___ RAW RECORDS ___

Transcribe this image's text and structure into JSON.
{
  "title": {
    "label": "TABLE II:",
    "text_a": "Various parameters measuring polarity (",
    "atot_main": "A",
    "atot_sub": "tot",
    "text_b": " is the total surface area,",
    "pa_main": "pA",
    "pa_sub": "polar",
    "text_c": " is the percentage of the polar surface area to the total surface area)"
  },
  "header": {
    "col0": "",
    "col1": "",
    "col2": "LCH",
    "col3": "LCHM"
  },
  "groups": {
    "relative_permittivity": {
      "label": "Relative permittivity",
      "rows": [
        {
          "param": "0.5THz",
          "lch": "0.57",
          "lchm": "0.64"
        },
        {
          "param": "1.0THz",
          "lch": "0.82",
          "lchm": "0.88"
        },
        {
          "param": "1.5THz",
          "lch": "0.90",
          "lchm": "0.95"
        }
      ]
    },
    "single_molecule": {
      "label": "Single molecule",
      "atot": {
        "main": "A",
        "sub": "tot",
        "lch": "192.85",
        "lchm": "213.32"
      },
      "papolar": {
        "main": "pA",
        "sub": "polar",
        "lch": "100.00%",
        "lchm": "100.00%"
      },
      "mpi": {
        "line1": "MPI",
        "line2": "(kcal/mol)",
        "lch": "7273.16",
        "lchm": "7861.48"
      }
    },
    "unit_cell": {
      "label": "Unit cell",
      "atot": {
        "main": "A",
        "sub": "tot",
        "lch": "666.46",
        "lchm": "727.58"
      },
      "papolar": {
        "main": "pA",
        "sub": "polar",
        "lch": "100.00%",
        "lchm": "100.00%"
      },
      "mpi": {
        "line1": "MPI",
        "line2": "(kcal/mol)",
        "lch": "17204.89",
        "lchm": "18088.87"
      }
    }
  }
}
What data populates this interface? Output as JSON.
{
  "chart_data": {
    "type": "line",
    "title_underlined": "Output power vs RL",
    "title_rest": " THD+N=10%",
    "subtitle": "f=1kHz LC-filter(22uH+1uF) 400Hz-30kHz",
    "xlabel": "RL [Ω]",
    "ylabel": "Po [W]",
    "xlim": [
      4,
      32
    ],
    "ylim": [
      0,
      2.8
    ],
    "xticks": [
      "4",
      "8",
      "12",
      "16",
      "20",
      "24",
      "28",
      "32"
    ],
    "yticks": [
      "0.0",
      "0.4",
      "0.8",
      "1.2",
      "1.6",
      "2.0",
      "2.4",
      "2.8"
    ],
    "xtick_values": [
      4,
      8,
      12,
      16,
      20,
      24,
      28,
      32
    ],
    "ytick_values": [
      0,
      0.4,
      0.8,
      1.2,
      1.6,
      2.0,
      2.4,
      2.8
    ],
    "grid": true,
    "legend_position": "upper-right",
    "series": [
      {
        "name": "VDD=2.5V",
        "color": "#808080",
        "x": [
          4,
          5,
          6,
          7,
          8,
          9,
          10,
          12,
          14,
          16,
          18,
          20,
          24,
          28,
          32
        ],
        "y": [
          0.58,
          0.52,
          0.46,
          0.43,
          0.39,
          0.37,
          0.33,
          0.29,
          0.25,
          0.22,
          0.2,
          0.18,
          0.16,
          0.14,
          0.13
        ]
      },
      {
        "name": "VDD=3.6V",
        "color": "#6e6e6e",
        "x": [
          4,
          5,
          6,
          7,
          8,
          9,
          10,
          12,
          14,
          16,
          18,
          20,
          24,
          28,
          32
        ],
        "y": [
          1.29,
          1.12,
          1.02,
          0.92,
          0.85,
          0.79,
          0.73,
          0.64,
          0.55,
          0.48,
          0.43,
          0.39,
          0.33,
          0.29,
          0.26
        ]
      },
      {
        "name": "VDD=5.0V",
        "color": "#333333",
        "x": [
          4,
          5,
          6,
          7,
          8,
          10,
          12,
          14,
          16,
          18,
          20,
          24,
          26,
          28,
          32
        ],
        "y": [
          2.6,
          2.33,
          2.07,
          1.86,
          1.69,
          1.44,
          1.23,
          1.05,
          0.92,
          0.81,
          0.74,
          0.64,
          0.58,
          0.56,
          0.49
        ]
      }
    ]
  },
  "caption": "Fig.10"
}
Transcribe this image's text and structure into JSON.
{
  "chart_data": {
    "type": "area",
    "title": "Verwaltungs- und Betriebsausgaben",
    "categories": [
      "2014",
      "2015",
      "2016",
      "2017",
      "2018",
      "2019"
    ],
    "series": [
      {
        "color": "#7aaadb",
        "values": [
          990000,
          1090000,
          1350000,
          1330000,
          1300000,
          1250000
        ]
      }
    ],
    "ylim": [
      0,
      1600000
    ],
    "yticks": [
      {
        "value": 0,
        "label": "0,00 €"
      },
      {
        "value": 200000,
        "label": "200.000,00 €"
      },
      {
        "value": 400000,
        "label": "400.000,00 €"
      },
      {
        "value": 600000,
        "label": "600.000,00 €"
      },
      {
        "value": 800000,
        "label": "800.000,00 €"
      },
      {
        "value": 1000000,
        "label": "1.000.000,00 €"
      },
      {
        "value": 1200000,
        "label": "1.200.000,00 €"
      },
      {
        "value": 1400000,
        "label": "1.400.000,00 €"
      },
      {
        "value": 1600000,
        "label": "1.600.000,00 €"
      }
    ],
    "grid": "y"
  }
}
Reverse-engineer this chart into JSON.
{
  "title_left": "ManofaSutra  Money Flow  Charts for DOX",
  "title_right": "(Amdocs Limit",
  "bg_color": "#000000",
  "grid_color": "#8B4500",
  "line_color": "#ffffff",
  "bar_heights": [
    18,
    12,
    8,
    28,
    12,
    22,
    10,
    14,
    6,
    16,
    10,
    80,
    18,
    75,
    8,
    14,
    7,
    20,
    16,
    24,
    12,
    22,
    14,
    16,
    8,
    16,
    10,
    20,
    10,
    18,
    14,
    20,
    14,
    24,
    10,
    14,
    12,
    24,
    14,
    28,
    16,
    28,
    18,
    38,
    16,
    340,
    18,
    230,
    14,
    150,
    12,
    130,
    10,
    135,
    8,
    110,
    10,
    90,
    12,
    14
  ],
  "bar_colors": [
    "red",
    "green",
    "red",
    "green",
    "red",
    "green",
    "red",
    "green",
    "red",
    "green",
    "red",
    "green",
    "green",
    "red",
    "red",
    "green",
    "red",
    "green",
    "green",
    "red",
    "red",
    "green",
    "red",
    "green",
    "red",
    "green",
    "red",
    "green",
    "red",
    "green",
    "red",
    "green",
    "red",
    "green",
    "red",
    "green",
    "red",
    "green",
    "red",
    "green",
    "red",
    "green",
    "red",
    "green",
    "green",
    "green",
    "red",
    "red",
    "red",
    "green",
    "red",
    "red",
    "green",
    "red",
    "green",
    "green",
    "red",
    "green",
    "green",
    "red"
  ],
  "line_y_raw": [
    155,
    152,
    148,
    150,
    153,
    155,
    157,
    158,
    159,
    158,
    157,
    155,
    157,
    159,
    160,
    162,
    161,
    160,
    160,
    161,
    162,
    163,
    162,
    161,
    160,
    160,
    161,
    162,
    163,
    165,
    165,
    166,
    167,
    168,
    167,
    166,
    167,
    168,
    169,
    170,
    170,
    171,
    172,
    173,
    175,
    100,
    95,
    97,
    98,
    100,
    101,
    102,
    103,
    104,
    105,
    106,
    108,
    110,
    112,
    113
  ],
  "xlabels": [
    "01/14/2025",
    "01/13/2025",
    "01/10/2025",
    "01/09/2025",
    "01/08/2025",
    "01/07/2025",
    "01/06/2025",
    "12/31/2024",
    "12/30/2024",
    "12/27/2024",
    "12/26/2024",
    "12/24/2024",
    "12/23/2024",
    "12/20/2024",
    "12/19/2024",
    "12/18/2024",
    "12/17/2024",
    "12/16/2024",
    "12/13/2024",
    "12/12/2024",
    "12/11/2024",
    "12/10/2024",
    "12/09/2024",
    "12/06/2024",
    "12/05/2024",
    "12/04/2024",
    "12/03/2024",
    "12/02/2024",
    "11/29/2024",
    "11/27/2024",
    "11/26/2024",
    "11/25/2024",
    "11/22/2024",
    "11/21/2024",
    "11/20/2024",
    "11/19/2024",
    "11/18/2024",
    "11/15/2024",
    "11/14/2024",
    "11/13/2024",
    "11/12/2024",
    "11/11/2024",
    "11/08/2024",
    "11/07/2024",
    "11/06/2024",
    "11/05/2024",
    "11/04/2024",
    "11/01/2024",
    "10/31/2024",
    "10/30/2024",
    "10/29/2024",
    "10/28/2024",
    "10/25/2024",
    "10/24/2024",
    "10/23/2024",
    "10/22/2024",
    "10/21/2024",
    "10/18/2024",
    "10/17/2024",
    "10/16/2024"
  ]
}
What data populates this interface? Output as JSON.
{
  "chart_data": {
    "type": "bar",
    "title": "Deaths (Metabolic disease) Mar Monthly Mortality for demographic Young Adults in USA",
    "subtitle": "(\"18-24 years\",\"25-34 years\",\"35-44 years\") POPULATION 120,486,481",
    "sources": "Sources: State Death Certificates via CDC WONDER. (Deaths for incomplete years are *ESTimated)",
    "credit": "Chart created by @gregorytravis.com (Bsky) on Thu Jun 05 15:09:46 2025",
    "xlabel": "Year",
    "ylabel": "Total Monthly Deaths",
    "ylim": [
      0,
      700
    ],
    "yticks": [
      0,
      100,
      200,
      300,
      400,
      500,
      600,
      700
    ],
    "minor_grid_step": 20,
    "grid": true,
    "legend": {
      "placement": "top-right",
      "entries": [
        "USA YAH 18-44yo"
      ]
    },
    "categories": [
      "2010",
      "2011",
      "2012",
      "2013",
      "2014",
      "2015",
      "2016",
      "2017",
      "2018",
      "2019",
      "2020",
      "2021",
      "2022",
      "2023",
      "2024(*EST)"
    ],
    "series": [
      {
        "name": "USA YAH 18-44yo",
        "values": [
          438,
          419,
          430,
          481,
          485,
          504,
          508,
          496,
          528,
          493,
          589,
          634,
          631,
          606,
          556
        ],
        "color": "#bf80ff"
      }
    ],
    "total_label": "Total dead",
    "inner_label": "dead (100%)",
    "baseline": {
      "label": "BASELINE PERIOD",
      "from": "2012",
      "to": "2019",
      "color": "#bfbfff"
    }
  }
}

___

* WHAT TO DO *
Gather every line containing the word "years" and copy it.

* FINAL RESULT *
    "subtitle": "(\"18-24 years\",\"25-34 years\",\"35-44 years\") POPULATION 120,486,481",
    "sources": "Sources: State Death Certificates via CDC WONDER. (Deaths for incomplete years are *ESTimated)",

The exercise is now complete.